# Start of Task input
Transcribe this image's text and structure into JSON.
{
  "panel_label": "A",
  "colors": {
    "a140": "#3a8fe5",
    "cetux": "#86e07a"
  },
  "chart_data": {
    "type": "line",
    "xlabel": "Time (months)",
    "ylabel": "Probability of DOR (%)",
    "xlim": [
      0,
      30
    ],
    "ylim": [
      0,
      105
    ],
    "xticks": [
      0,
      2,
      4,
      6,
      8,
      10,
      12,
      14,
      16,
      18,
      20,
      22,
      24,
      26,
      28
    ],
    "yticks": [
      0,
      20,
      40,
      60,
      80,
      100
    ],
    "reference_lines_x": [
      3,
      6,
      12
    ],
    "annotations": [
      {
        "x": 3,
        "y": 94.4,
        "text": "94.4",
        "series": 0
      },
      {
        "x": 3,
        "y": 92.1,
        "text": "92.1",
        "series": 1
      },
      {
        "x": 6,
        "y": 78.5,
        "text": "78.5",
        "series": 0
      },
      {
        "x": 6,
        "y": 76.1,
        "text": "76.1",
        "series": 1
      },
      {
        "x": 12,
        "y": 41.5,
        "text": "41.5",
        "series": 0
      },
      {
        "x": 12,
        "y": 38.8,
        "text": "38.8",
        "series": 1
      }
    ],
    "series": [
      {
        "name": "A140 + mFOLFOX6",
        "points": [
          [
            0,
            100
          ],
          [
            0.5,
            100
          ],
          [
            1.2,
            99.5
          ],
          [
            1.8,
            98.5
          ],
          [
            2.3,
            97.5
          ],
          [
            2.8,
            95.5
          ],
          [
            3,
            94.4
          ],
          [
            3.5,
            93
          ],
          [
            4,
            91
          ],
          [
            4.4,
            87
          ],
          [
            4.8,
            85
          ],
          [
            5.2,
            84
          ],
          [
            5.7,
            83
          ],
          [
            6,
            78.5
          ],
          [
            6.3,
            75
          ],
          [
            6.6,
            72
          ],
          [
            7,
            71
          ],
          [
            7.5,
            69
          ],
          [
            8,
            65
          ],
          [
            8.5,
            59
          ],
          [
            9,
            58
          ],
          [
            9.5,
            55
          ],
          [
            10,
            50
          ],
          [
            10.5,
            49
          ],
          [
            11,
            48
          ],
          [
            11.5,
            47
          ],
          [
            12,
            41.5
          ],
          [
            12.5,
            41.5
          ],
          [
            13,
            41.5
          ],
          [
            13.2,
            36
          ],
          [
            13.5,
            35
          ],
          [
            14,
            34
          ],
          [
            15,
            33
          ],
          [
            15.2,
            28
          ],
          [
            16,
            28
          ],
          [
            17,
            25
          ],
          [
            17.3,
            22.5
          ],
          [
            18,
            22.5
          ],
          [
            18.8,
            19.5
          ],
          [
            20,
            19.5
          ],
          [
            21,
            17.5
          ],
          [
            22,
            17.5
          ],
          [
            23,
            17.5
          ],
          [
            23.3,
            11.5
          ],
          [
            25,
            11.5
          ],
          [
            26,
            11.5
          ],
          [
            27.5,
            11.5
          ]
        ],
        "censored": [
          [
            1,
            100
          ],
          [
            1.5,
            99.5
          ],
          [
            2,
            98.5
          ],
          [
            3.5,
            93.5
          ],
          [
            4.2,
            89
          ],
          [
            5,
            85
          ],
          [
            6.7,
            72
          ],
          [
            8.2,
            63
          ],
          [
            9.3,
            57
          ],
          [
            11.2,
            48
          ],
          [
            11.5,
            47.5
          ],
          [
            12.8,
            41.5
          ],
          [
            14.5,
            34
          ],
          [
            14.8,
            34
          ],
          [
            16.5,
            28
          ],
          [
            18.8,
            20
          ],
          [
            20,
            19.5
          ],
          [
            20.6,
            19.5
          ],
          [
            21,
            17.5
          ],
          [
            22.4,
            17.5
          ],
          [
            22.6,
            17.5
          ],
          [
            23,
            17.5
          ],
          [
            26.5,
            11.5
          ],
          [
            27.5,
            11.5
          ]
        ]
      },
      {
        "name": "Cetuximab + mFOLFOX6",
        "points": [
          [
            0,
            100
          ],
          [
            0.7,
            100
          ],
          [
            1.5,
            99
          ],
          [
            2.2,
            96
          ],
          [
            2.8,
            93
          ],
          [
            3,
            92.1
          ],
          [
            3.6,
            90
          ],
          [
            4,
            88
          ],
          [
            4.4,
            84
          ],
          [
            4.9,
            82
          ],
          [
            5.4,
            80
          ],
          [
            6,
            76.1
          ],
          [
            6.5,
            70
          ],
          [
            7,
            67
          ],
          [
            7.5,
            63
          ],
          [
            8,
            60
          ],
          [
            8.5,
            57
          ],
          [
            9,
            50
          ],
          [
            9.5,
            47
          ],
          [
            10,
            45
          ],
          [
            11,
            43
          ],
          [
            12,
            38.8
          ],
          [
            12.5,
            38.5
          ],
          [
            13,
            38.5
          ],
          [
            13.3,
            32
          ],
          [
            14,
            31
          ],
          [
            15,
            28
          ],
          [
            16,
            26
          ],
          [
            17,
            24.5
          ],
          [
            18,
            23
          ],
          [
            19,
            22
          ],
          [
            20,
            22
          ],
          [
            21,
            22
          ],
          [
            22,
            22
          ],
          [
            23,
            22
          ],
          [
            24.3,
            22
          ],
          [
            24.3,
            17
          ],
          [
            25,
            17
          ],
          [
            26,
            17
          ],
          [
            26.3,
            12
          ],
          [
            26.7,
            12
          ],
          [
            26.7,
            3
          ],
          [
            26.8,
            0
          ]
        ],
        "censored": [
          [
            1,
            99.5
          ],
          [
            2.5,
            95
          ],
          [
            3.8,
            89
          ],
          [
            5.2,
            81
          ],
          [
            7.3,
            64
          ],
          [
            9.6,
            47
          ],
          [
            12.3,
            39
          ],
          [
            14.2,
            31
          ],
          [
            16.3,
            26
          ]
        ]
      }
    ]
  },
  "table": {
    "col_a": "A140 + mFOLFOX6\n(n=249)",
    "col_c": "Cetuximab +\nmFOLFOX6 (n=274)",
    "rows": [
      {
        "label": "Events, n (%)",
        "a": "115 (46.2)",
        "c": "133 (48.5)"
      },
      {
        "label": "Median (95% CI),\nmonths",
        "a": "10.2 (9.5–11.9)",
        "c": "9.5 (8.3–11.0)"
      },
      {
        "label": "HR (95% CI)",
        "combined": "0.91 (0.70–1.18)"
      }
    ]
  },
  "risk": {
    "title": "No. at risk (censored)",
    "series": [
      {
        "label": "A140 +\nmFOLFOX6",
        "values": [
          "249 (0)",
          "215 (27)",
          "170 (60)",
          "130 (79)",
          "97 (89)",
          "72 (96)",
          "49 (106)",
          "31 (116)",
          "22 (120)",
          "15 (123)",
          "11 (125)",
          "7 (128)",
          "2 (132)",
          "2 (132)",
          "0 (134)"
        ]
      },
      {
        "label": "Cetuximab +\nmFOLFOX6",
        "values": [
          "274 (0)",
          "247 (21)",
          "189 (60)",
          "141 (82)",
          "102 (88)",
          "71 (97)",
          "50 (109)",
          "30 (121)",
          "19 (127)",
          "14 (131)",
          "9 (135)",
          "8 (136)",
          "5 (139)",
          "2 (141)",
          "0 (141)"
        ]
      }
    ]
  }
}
# End of Task input
Set task:
Identify the lines above with the word "text". Copy them.

Solution to the exercise:
Transcribe this image's text and structure into JSON.
        "text": "94.4",
        "text": "92.1",
        "text": "78.5",
        "text": "76.1",
        "text": "41.5",
        "text": "38.8",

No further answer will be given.